(Records from a data collection)
============================================================

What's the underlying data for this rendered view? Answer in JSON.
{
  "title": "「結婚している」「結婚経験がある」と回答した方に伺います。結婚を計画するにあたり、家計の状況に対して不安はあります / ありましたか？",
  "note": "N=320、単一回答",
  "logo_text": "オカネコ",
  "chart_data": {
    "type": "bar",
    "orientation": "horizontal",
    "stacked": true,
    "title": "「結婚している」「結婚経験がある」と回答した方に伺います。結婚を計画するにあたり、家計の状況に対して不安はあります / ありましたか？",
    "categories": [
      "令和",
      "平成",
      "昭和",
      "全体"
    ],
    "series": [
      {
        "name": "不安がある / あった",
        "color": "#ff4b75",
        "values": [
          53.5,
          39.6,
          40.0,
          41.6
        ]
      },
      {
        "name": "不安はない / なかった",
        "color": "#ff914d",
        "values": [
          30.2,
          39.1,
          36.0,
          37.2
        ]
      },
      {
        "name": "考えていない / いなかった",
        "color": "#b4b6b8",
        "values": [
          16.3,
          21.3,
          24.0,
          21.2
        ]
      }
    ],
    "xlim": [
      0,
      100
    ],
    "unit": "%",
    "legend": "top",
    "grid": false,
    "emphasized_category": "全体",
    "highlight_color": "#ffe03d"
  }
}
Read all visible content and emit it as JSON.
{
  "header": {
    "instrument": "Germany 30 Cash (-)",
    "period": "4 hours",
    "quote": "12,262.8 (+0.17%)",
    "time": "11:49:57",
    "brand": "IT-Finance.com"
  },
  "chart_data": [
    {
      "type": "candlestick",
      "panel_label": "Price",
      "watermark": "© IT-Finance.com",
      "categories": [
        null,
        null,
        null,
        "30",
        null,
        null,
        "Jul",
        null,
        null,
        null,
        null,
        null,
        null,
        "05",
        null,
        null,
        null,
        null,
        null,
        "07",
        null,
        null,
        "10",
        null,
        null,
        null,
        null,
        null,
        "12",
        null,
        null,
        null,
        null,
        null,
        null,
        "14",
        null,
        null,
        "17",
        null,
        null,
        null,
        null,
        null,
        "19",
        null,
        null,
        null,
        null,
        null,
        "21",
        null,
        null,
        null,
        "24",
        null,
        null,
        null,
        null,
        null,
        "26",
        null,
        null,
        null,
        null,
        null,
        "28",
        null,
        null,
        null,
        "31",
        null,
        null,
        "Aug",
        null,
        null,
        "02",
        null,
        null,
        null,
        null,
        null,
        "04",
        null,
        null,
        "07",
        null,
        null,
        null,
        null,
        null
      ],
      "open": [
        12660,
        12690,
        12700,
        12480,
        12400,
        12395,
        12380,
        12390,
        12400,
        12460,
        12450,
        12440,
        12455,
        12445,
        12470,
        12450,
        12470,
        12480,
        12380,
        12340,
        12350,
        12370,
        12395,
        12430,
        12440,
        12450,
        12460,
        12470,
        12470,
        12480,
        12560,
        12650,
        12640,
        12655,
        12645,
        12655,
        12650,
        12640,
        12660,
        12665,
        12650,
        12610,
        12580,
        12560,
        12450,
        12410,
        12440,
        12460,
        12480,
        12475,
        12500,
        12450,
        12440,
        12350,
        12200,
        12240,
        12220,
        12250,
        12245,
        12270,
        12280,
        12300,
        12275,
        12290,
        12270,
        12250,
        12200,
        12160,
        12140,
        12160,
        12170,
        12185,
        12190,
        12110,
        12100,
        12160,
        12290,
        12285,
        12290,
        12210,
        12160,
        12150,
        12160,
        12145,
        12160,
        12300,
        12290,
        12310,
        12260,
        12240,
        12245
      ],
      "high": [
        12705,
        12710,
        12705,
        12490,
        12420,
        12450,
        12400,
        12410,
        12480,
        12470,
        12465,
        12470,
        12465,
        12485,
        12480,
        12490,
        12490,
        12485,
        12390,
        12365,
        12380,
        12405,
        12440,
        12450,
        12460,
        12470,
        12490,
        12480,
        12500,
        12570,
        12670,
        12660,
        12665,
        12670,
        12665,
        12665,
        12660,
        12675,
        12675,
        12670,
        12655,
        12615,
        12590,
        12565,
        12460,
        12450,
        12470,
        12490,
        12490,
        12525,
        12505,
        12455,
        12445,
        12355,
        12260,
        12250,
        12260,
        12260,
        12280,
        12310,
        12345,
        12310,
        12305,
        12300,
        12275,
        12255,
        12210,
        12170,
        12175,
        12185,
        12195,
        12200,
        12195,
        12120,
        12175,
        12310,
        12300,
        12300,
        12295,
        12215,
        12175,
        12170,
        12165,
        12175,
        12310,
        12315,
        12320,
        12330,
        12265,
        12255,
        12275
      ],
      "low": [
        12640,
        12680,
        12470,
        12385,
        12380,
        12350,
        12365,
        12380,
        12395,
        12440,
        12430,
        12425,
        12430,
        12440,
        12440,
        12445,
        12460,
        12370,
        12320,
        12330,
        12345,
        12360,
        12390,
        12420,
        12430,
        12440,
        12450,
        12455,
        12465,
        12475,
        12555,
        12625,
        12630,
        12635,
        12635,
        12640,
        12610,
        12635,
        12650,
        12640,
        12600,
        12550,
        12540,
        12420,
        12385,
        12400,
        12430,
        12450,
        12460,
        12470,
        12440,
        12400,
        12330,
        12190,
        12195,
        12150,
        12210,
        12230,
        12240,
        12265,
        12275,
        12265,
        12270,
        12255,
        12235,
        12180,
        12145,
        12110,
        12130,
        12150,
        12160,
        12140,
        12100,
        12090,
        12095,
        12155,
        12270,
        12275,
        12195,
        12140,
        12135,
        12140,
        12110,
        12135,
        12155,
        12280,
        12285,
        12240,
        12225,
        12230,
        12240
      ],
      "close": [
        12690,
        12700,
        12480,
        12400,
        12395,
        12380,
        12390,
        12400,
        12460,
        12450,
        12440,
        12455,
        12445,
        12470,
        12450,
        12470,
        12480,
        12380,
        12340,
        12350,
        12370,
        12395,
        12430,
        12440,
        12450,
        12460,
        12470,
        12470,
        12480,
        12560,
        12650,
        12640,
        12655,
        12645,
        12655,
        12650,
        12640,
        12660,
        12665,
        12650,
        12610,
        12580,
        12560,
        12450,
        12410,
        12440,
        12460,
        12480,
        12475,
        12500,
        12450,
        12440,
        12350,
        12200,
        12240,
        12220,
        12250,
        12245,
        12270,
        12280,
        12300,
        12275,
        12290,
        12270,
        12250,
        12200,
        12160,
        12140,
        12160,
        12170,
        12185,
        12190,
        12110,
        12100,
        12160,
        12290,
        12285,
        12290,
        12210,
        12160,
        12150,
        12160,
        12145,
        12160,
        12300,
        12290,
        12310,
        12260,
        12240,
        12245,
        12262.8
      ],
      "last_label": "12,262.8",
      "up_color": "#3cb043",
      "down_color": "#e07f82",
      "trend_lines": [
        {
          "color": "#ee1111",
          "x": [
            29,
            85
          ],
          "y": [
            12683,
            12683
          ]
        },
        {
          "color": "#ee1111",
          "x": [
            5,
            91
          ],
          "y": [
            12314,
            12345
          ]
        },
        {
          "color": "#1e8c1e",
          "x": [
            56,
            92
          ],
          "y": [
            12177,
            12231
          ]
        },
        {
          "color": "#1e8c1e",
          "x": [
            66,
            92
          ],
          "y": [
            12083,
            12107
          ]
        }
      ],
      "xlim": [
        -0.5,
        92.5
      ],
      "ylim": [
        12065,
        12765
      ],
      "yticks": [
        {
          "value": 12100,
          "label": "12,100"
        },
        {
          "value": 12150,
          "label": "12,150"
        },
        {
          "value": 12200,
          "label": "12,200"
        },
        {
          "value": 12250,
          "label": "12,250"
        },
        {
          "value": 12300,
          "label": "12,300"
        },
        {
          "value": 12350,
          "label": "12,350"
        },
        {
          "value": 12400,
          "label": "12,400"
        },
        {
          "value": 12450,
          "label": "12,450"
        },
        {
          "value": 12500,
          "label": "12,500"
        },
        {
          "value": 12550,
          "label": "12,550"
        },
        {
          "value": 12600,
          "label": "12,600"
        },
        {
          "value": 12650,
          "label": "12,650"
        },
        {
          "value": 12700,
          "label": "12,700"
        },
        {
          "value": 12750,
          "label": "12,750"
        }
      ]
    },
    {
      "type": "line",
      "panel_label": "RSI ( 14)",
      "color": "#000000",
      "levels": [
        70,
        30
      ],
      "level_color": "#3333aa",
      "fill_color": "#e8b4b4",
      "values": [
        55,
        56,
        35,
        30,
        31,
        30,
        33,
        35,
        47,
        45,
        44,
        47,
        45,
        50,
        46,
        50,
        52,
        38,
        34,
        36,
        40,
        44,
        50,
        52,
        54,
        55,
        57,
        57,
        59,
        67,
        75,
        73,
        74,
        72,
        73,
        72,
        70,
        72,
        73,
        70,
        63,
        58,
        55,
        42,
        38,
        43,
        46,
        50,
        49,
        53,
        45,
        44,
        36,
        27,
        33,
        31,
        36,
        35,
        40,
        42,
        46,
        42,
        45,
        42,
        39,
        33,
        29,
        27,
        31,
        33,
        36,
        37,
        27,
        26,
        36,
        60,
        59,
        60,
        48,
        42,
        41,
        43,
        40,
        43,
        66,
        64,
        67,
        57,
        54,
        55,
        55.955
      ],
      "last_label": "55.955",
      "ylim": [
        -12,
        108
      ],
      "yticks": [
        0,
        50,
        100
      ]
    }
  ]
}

============================================================

> The request
What is the number of lines above that hold the string "title"? Answer with that number alone.

> Correct answer
2